TEXTO DE LA PÁGINA -
▼

Los herederos de Escalona




Un niño invidente de 9 años que toca acordeón como los dioses. Un cordobés, de 11, que vence en la tarima a los grandes de la piqueria. Una niña guajira que sueña con tocar como ‘Francisco el hombre’. Tranquilo maestro Escalona: su tradición vallenata sigue viva.

Por Lucy Lorena Libreros
Mayo 24 de 2009
Foto: Lucy Libreros

La noticia le llegó a Andrés 'El turco' Gil de boca de unos amigos de parranda: en una finca de las afueras de Valledupar vivía un niño de 9 años, invidente de nacimiento y oriundo de Magdalena, con una capacidad pasmosa para la música. "Ese ‘pelao’ está para que le enseñes a tocar la caja", le dijeron al maestro.

Arrastrado por la curiosidad y con el pálpito de que encontraría uno de esos talentos que crecen silvestres bajo los mangos y los almendros del Caribe, 'El Turco' se dejó llevar hasta la humilde casa. Lo que vieron sus ojos aún le emocionan las palabras: un pequeñito de ojos sellados que golpeaba con palitos, dichoso, una mesa de madera una y otra vez, sin disimular su habilidad de músico virtuoso.

Pero Juan David Atencia Berrío, el niño ciego, no había nacido para batir sus manos sobre el cuero seco de una caja como le habían sugerido a 'El turco'. Estaba hecho para ‘teclear’ acordeón.

Así que desde aquella mañana reveladora el fundador de la agrupación Los Niños del Vallenato —los mismos que se encargaron de ponerle un sombrero ‘vueltiao’ al presidente Bill Clinton en la mismísima Casa Blanca—, asumió el compromiso de llevarse todos los días a la nueva promesa del folclor hasta su escuela, ubicada en el barrio Cañaguate de Valledupar.

El maestro Gil, que aprendió del oficio con un acordeón que Emiliano Zuleta dejara botado en su casa tras una jarana, se convirtió para el menor en los ojos que nunca tuvo y se sentaba con él a ensayar, tres y cuatro horas cada vez. Le enseñaba cómo apretar un acordeón con fuerza, cómo estirar el fuelle con armonía:

"Yo soy vallenato de los verdaderos/ de muy pura cepa y de corazón/ la sangre del indio en mis venas la llevo/ con algo de negro y también de español"...

En apenas nueve meses y ante el asombro de ‘El turco’ —un tipo curtido en tres décadas de clases magistrales—, el pupilo aprendió lo que a otros niños de su edad les toma hasta cuatro años. Ahora, cuando Juan David enfrenta al público en el Parque de la Leyenda Vallenata, en la categoría infantil de un festival que cada mes abril convierte a todos los colombianos en ‘ayhomberos’, no tiene ojos para advertir el asombro que despierta su presencia mágica sobre una tarima: canta afinado, compone melodías, regala versos y décimas y, cómo no, interpreta el acordeón de una manera que envidiaría el mismísimo ‘Francisco el hombre’.

▲

INSTRUCCIONES -
a – Responde, con base en el texto sobre los herederos vallenatos de Escalona:
(i) ¿Qué edad tiene Juan David Atencia Berrío?
(ii) ¿En qué barrio de Valledupar está la escuela a la que 'El Turco' lleva a Juan David?
(iii) ¿En cuánto tiempo aprendió Juan David lo que a otros niños de su edad les toma hasta cuatro años?
b – Transcribe del texto sobre los herederos vallenatos de Escalona el fragmento que va desde "Pero Juan David" hasta "para ‘teclear’ acordeón.", incluido este último.
c – Prolonga el texto sobre los herederos vallenatos de Escalona con la sección siguiente a su última oración.
El material no guarda relación alguna con el texto sobre los herederos vallenatos de Escalona.

CONJUNTO DE DATOS -
▼

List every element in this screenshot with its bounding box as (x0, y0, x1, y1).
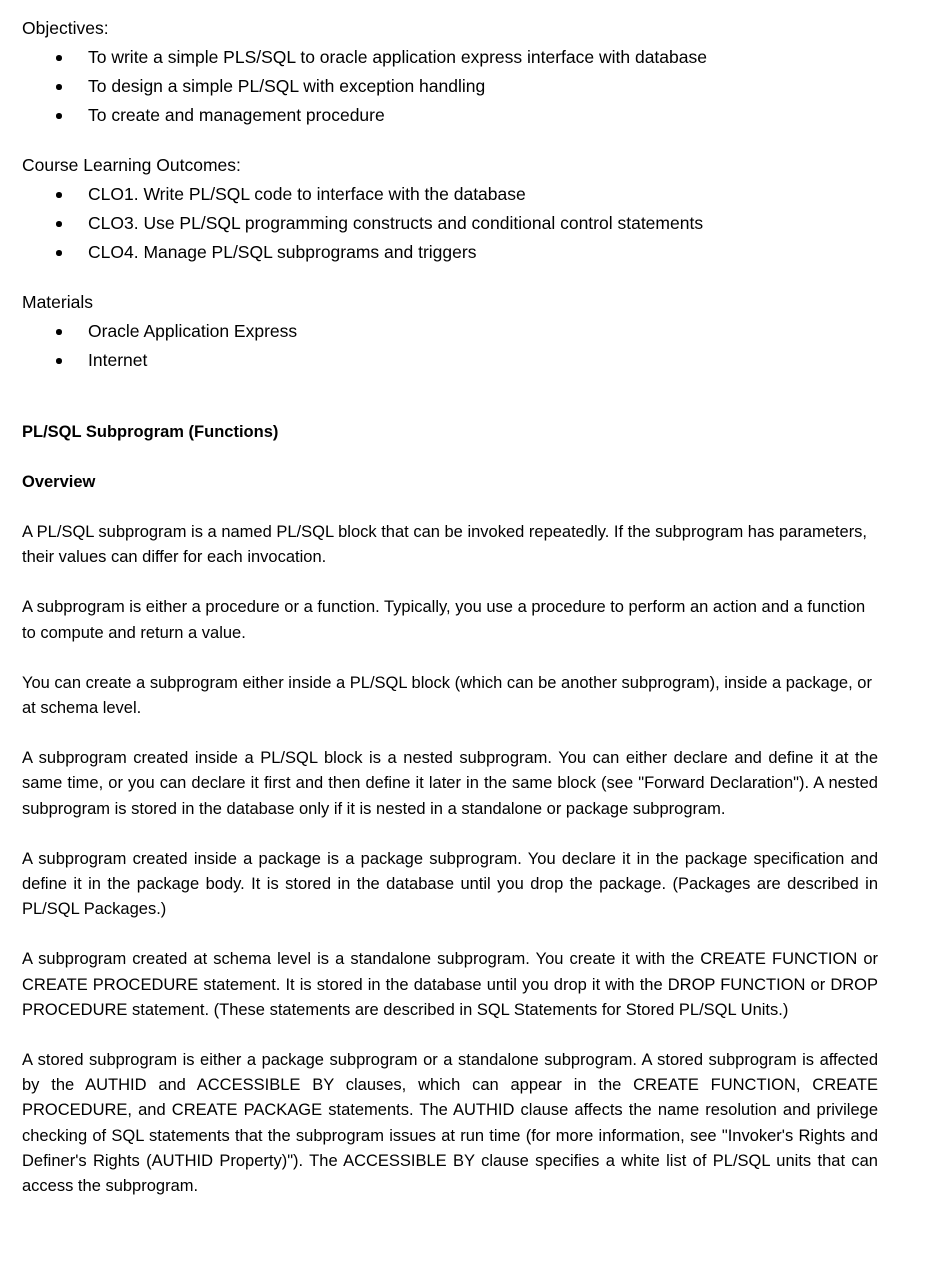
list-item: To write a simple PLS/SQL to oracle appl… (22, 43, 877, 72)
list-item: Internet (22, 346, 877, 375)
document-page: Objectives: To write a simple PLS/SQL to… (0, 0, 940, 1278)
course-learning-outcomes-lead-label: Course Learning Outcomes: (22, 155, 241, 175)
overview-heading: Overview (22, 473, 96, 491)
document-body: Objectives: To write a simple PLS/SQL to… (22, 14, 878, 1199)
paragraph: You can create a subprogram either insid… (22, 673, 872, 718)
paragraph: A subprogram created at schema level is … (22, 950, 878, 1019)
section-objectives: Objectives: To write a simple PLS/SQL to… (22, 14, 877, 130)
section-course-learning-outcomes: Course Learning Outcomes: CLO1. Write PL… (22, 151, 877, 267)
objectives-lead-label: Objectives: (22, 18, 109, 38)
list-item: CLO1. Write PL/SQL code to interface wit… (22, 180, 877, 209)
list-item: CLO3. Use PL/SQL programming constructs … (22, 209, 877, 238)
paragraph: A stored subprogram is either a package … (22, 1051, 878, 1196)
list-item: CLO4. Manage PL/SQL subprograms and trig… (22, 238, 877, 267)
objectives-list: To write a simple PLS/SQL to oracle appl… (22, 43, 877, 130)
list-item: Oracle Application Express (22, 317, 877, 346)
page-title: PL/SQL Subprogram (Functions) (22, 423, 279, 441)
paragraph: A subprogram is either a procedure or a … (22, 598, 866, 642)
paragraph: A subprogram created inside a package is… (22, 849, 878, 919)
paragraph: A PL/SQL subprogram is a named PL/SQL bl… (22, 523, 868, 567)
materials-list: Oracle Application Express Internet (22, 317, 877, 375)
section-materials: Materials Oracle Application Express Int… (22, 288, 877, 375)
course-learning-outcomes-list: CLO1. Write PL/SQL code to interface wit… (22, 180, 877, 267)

▲

RESPUESTAS -
a –
(i) 9 años.
(ii) En el barrio Cañaguate.
(iii) En apenas nueve meses.

b –
Pero Juan David Atencia Berrío, el niño ciego, no había nacido para batir sus manos sobre el cuero seco de una caja como le habían sugerido a 'El turco'. Estaba hecho para ‘teclear’ acordeón.

c –
Parece una historia arrancada de las páginas de mariposas amarillas de García Márquez. Pero es una de las tantas que se escriben, con buena ortografía, en los patios de las casas de una región en la que los más chicos crecen arrullados por parrandas delirantes de días enteros que se disfrutan con la olla de sancocho hirviendo de un lado, mientras del otro un grupo de amigos transforma cualquier motivo en una cita para sacar la caja, la guacharaca y el acordeón, y así cantarle a la salud del compadre enfermo o a la pareja de enamorados que partirá a la capital.

Por eso, mientras muchos lamentan la partida de grandes como Rafael Escalona, Leandro Díaz, Emiliano Zuleta y otros grandes juglares del vallenato otros en estas tierras respiran con alivio: La tradición vallenata sigue afinada, tan viva como en los días en que 'Francisco el hombre' se medía en un duelo de leyenda con el diablo.

Llorar acordeón.
Será por eso que a doña Silena López no le sorprende que su hija mayor le haya salido, hace cuatro años, con el cuento de aprender a robarle música a las 43 teclas de un aparato pesado, llegado de Alemania a Colombia hace casi un siglo. Llueve a cántaros y se sienten truenos de espanto en Villanueva, cuando lo cuenta. El cielo llora profusamente en este pueblo del sur de La Guajira, mientras la niña de 13 años, María Silena, se mece sobre una silla con el acordeón sobre las piernas, acompasando una canción que tararea pasito entre los labios.

"En estos pueblos lo normal es que un niño salga con talento para cantar, tocar o componer. Cada familia tiene su músico y si en este momento usted no está escuchando un vallenato a todo volumen en mi casa es, sencillamente, porque no hay luz", se le escucha decir a doña Silena.

Con los escasos destellos de luz que se cuelan por las ventanas en medio de la tormenta, la pequeña dice a su manera que no encontró forma de escapar de la tradición de su pueblo, cuna de grandes como Ismael Romero, Heberth Cuadrado, el ‘chiche’ Maestre, los Hermanos Zuleta y Jorge Celedón.

Su mamá la escucha y se apresura a decir que a veces la asusta reconocer ese legado parrandero y machista del vallenato que aún pervive en esta tierra de rancherías y desierto. Una mujer tocando acordeón parece tan inverosímil como un juglar entonando una canción de rock.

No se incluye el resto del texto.